◆ CHALLENGES ◆
1. From the passage on positive punishment, copy the text from "Its main flaw" up to and including "squirt of citronella.".
2. Using the passage on positive punishment, explain in one to three sentences why a secondary positive punisher is very important.

◆ PAGE EXTRACT ◆
====
Remember, this is technical terminology we're using,
though, so here "positive" means "added"
or "started". Also keep in mind that in
these terms, it is not the animal that is
"punished" (treated badly to pay for some
moral wrong), but the behavior that is punished
(reduced). Positive punishment, when applied correctly,
is the most effective way to stop unwanted behaviors.
Its main flaw is that it does not teach specific alternative
behaviors.
Examples
Our
society seems to have a great fondness for positive
punishment, in spite of all the problems associated
with it (see below). The peeing on the rug (by a puppy)
is punished with a swat of the newspaper. A dog's
barking is punished with a startling squirt of citronella.
The driver's speeding results in a ticket and a fine.
The baby's hand is burned when she touches the hot
stove. Walking straight through low doorways is punished
with a bonk on the head. In all of these cases, the
consequence (the positive punishment) reduces the
behavior's future occurences.
Secondary
Positive Punishers
Because
a positive punisher, like other consequences, must
follow a behavior immediately or be clearly connected
to the behavior to be effective, a secondary positive
punisher is very important. (This is especially true
if the punisher is going to be something highly aversive
or painful). Many dog trainers actively condition
the word "No!" with some punisher, to form
an association between the word and the consequence.
====
◆ Stored data ◆
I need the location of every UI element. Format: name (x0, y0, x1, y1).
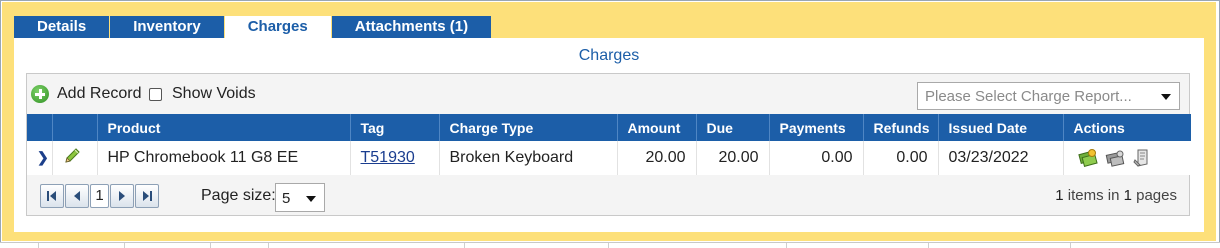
show-voids-toggle: Show Voids (149, 85, 256, 103)
column-header-amount[interactable]: Amount (617, 114, 697, 141)
pencil-icon[interactable] (63, 147, 81, 165)
show-voids-label: Show Voids (172, 85, 256, 102)
first-page-button[interactable] (40, 184, 64, 208)
pager: 1 Page size: 5 1 items in 1 pages (27, 176, 1189, 216)
amount-cell: 20.00 (617, 141, 697, 175)
add-icon (31, 85, 49, 103)
charge-type-cell: Broken Keyboard (439, 141, 618, 175)
divider (124, 243, 125, 248)
items-text: items in (1067, 187, 1120, 204)
tag-cell: T51930 (350, 141, 440, 175)
previous-page-icon (74, 191, 80, 201)
tab-charges[interactable]: Charges (224, 16, 331, 39)
issued-date-cell: 03/23/2022 (938, 141, 1064, 175)
current-page-indicator[interactable]: 1 (90, 184, 109, 208)
pay-icon[interactable] (1077, 148, 1098, 168)
last-page-button[interactable] (135, 184, 159, 208)
first-page-icon (47, 191, 56, 201)
divider (1070, 243, 1071, 248)
payments-cell: 0.00 (769, 141, 864, 175)
column-header-due[interactable]: Due (696, 114, 770, 141)
chevron-down-icon (1161, 94, 1171, 100)
pager-buttons: 1 (40, 184, 160, 208)
divider (464, 243, 465, 248)
column-header-actions: Actions (1063, 114, 1191, 141)
bottom-strip (0, 242, 1220, 248)
grid-toolbar: Add Record Show Voids Please Select Char… (27, 74, 1189, 114)
tab-inventory[interactable]: Inventory (110, 16, 224, 38)
due-cell: 20.00 (696, 141, 770, 175)
tab-attachments[interactable]: Attachments (1) (331, 16, 492, 38)
page-count: 1 (1123, 187, 1132, 204)
charge-report-placeholder: Please Select Charge Report... (925, 88, 1132, 105)
divider (268, 243, 269, 248)
void-icon[interactable] (1132, 148, 1152, 168)
pager-info: 1 items in 1 pages (1055, 187, 1177, 204)
section-title: Charges (578, 47, 640, 64)
payment-plan-icon[interactable] (1105, 148, 1125, 168)
expand-cell: ❯ (27, 141, 53, 175)
pages-text: pages (1136, 187, 1177, 204)
column-header-payments[interactable]: Payments (769, 114, 864, 141)
previous-page-button[interactable] (65, 184, 89, 208)
divider (38, 243, 39, 248)
column-header-charge-type[interactable]: Charge Type (439, 114, 618, 141)
divider (928, 243, 929, 248)
divider (786, 243, 787, 248)
column-header-refunds[interactable]: Refunds (863, 114, 939, 141)
charges-content: Charges Add Record Show Voids Please Sel… (14, 38, 1204, 232)
edit-cell (52, 141, 98, 175)
table-header-row: Product Tag Charge Type Amount Due Payme… (27, 114, 1191, 141)
refunds-cell: 0.00 (863, 141, 939, 175)
table-row: ❯ HP Chromebook 11 G8 EE T51930 Broken K… (27, 141, 1191, 175)
actions-cell (1063, 141, 1191, 175)
tab-details[interactable]: Details (14, 16, 110, 38)
divider (210, 243, 211, 248)
add-record-button[interactable]: Add Record (31, 85, 142, 103)
tag-link[interactable]: T51930 (361, 149, 415, 166)
page-size-select[interactable]: 5 (275, 183, 325, 212)
charges-table: Product Tag Charge Type Amount Due Payme… (27, 114, 1191, 175)
next-page-icon (119, 191, 125, 201)
item-count: 1 (1055, 187, 1064, 204)
charges-grid: Add Record Show Voids Please Select Char… (26, 73, 1191, 216)
next-page-button[interactable] (110, 184, 134, 208)
charge-report-select[interactable]: Please Select Charge Report... (917, 82, 1180, 110)
chevron-down-icon (306, 196, 316, 202)
add-record-label: Add Record (57, 85, 142, 102)
page-size-value: 5 (282, 190, 291, 207)
column-header-issued-date[interactable]: Issued Date (938, 114, 1064, 141)
column-header-expand (27, 114, 53, 141)
last-page-icon (143, 191, 152, 201)
product-cell: HP Chromebook 11 G8 EE (97, 141, 351, 175)
divider (608, 243, 609, 248)
page-size-label: Page size: (201, 187, 276, 204)
tab-bar: Details Inventory Charges Attachments (1… (14, 16, 492, 39)
show-voids-checkbox[interactable] (149, 87, 162, 101)
column-header-edit (52, 114, 98, 141)
expand-row-icon[interactable]: ❯ (37, 149, 49, 165)
column-header-product[interactable]: Product (97, 114, 351, 141)
column-header-tag[interactable]: Tag (350, 114, 440, 141)
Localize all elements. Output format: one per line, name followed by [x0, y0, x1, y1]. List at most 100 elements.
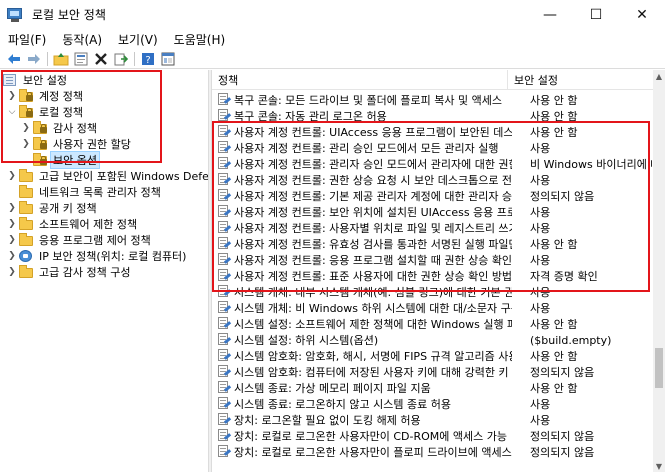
folder-lock-icon [32, 153, 48, 167]
table-row[interactable]: 시스템 개체: 비 Windows 하위 시스템에 대한 대/소문자 구분 안 … [212, 300, 653, 316]
menu-action[interactable]: 동작(A) [54, 31, 110, 48]
tree-node-software-restriction[interactable]: ❯ 소프트웨어 제한 정책 [6, 216, 140, 232]
column-header-security-setting[interactable]: 보안 설정 [508, 70, 648, 90]
tree-node-security-settings[interactable]: 보안 설정 [2, 72, 70, 88]
table-row[interactable]: 사용자 계정 컨트롤: 보안 위치에 설치된 UIAccess 응용 프로그램만… [212, 204, 653, 220]
table-row[interactable]: 복구 콘솔: 모든 드라이브 및 폴더에 플로피 복사 및 액세스 사용 안 함 [212, 92, 653, 108]
export-list-button[interactable] [111, 50, 131, 68]
expand-chevron-icon[interactable]: ❯ [20, 120, 32, 136]
scroll-down-arrow-icon[interactable]: ▼ [653, 460, 665, 472]
maximize-button[interactable]: ☐ [573, 0, 619, 29]
menu-help[interactable]: 도움말(H) [166, 31, 234, 48]
tree-node-local-policies[interactable]: ⌵ 로컬 정책 [6, 104, 86, 120]
list-header: 정책 보안 설정 [212, 70, 665, 90]
security-setting-value: 사용 안 함 [530, 126, 578, 139]
folder-icon [18, 265, 34, 279]
security-setting-value: 정의되지 않음 [530, 446, 595, 459]
tree-node-network-list-manager[interactable]: 네트워크 목록 관리자 정책 [6, 184, 164, 200]
tree-node-user-rights-assignment[interactable]: ❯ 사용자 권한 할당 [20, 136, 134, 152]
security-setting-value: 정의되지 않음 [530, 190, 595, 203]
expand-chevron-icon[interactable]: ❯ [6, 264, 18, 280]
menu-file[interactable]: 파일(F) [0, 31, 54, 48]
table-row[interactable]: 사용자 계정 컨트롤: 관리자 승인 모드에서 관리자에 대한 권한 상승 비 W… [212, 156, 653, 172]
table-row[interactable]: 시스템 종료: 가상 메모리 페이지 파일 지움 사용 안 함 [212, 380, 653, 396]
table-row[interactable]: 사용자 계정 컨트롤: 표준 사용자에 대한 권한 상승 확인 방법 자격 증명 … [212, 268, 653, 284]
policy-name: 시스템 개체: 내부 시스템 개체(예: 심볼 링크)에 대한 기본 권한 강화 [234, 286, 512, 299]
policy-name: 시스템 암호화: 암호화, 해시, 서명에 FIPS 규격 알고리즘 사용 [234, 350, 512, 363]
policy-name: 장치: 로그온할 필요 없이 도킹 해제 허용 [234, 414, 421, 427]
policy-name: 시스템 종료: 가상 메모리 페이지 파일 지움 [234, 382, 431, 395]
expand-chevron-icon[interactable]: ❯ [6, 216, 18, 232]
table-row[interactable]: 사용자 계정 컨트롤: 관리 승인 모드에서 모든 관리자 실행 사용 [212, 140, 653, 156]
table-row[interactable]: 사용자 계정 컨트롤: 권한 상승 요청 시 보안 데스크톱으로 전환 사용 [212, 172, 653, 188]
expand-chevron-icon[interactable]: ❯ [6, 200, 18, 216]
tree-node-application-control[interactable]: ❯ 응용 프로그램 제어 정책 [6, 232, 154, 248]
table-row[interactable]: 시스템 설정: 하위 시스템(옵션) ($build.empty) [212, 332, 653, 348]
tree-node-advanced-audit-policy[interactable]: ❯ 고급 감사 정책 구성 [6, 264, 133, 280]
table-row[interactable]: 시스템 설정: 소프트웨어 제한 정책에 대한 Windows 실행 파일의 사용… [212, 316, 653, 332]
forward-button[interactable] [24, 50, 44, 68]
policy-name: 복구 콘솔: 자동 관리 로그온 허용 [234, 110, 387, 123]
security-setting-value: 사용 안 함 [530, 94, 578, 107]
table-row[interactable]: 장치: 로컬로 로그온한 사용자만이 플로피 드라이브에 액세스 가능 정의되지 … [212, 444, 653, 460]
table-row[interactable]: 시스템 암호화: 컴퓨터에 저장된 사용자 키에 대해 강력한 키 보호 정의되지… [212, 364, 653, 380]
policy-name: 시스템 종료: 로그온하지 않고 시스템 종료 허용 [234, 398, 451, 411]
tree-node-account-policies[interactable]: ❯ 계정 정책 [6, 88, 86, 104]
security-setting-value: 사용 [530, 302, 551, 315]
policy-setting-icon [216, 92, 232, 108]
scrollbar-thumb[interactable] [655, 348, 663, 388]
minimize-button[interactable]: — [527, 0, 573, 29]
table-row[interactable]: 시스템 암호화: 암호화, 해시, 서명에 FIPS 규격 알고리즘 사용 사용 … [212, 348, 653, 364]
policy-setting-icon [216, 252, 232, 268]
policy-setting-icon [216, 380, 232, 396]
table-row[interactable]: 사용자 계정 컨트롤: 유효성 검사를 통과한 서명된 실행 파일만 사용 안 함 [212, 236, 653, 252]
security-setting-value: 사용 안 함 [530, 350, 578, 363]
policy-name: 장치: 로컬로 로그온한 사용자만이 CD-ROM에 액세스 가능 [234, 430, 507, 443]
tree-node-public-key-policies[interactable]: ❯ 공개 키 정책 [6, 200, 100, 216]
window-title: 로컬 보안 정책 [32, 8, 106, 22]
tree-node-ip-security-policies[interactable]: ❯ IP 보안 정책(위치: 로컬 컴퓨터) [6, 248, 189, 264]
table-row[interactable]: 사용자 계정 컨트롤: 기본 제공 관리자 계정에 대한 관리자 승인 모드 정의… [212, 188, 653, 204]
menu-view[interactable]: 보기(V) [110, 31, 166, 48]
tree-node-windows-defender-firewall[interactable]: ❯ 고급 보안이 포함된 Windows Defender [6, 168, 208, 184]
expand-chevron-icon[interactable]: ❯ [6, 248, 18, 264]
close-button[interactable]: ✕ [619, 0, 665, 29]
security-setting-value: 사용 안 함 [530, 318, 578, 331]
table-row[interactable]: 장치: 로그온할 필요 없이 도킹 해제 허용 사용 [212, 412, 653, 428]
delete-button[interactable] [91, 50, 111, 68]
show-hide-console-tree-button[interactable] [158, 50, 178, 68]
policy-setting-icon [216, 220, 232, 236]
expand-chevron-icon[interactable]: ❯ [6, 168, 18, 184]
scroll-up-arrow-icon[interactable]: ▲ [653, 70, 665, 82]
folder-lock-icon [32, 137, 48, 151]
help-button[interactable]: ? [138, 50, 158, 68]
policy-setting-icon [216, 268, 232, 284]
back-button[interactable] [4, 50, 24, 68]
up-one-level-button[interactable] [51, 50, 71, 68]
policy-setting-icon [216, 428, 232, 444]
collapse-chevron-icon[interactable]: ⌵ [6, 104, 18, 120]
expand-chevron-icon[interactable]: ❯ [20, 136, 32, 152]
policy-name: 복구 콘솔: 모든 드라이브 및 폴더에 플로피 복사 및 액세스 [234, 94, 502, 107]
table-row[interactable]: 복구 콘솔: 자동 관리 로그온 허용 사용 안 함 [212, 108, 653, 124]
delete-icon [95, 52, 107, 65]
table-row[interactable]: 시스템 개체: 내부 시스템 개체(예: 심볼 링크)에 대한 기본 권한 강화… [212, 284, 653, 300]
tree-node-audit-policy[interactable]: ❯ 감사 정책 [20, 120, 100, 136]
security-setting-value: 정의되지 않음 [530, 430, 595, 443]
table-row[interactable]: 사용자 계정 컨트롤: 사용자별 위치로 파일 및 레지스트리 쓰기 실패 사용 [212, 220, 653, 236]
security-setting-value: 사용 [530, 206, 551, 219]
vertical-scrollbar[interactable]: ▲ ▼ [653, 70, 665, 472]
table-row[interactable]: 시스템 종료: 로그온하지 않고 시스템 종료 허용 사용 [212, 396, 653, 412]
table-row[interactable]: 사용자 계정 컨트롤: UIAccess 응용 프로그램이 보안된 데스크톱을 사… [212, 124, 653, 140]
column-header-policy[interactable]: 정책 [212, 70, 508, 90]
table-row[interactable]: 사용자 계정 컨트롤: 응용 프로그램 설치할 때 권한 상승 확인 사용 [212, 252, 653, 268]
title-bar: 로컬 보안 정책 — ☐ ✕ [0, 0, 665, 29]
security-setting-value: 사용 안 함 [530, 238, 578, 251]
expand-chevron-icon[interactable]: ❯ [6, 88, 18, 104]
table-row[interactable]: 장치: 로컬로 로그온한 사용자만이 CD-ROM에 액세스 가능 정의되지 않음 [212, 428, 653, 444]
policy-setting-icon [216, 348, 232, 364]
expand-chevron-icon[interactable]: ❯ [6, 232, 18, 248]
tree-node-security-options[interactable]: 보안 옵션 [20, 151, 100, 169]
properties-button[interactable] [71, 50, 91, 68]
toolbar-separator [47, 51, 48, 66]
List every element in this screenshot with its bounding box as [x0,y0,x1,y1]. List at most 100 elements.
====
◆ THE RESPONSES ◆
1.
Its main flaw is that it does not teach specific alternative
behaviors.
Examples
Our
society seems to have a great fondness for positive
punishment, in spite of all the problems associated
with it (see below). The peeing on the rug (by a puppy)
is punished with a swat of the newspaper. A dog's
barking is punished with a startling squirt of citronella.

2. A positive punisher, like other consequences, must follow a behavior immediately or be clearly connected to it to be effective. A secondary positive punisher helps meet that need. This is especially true when the punisher is highly aversive or painful.